SHORT TASK
Pull each line containing "JSON" out of the data and copy it.

GIVEN INFORMATION
[Start]

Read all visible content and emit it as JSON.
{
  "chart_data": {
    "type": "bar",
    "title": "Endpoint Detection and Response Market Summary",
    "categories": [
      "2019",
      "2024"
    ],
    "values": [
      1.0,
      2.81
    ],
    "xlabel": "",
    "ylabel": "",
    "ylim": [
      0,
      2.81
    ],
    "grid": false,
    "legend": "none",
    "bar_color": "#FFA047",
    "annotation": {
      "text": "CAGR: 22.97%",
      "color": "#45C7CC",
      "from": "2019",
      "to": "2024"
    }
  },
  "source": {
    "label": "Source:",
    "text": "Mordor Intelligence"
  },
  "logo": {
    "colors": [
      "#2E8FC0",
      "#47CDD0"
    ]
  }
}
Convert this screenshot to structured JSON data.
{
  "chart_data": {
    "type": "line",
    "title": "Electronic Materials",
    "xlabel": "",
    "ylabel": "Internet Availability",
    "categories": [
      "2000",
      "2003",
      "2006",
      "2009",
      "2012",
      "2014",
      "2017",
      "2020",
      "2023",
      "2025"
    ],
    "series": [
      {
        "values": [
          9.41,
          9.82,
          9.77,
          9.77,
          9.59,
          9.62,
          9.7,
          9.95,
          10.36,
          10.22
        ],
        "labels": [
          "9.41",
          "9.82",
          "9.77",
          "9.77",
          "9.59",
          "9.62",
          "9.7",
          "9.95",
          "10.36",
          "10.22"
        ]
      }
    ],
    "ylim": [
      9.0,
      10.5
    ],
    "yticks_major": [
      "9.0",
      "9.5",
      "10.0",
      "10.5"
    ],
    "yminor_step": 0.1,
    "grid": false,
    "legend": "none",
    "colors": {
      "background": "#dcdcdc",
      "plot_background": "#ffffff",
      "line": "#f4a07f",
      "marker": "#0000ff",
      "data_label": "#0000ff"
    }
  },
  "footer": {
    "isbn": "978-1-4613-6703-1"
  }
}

[End]

EXPECTED ANSWER
Read all visible content and emit it as JSON.
Convert this screenshot to structured JSON data.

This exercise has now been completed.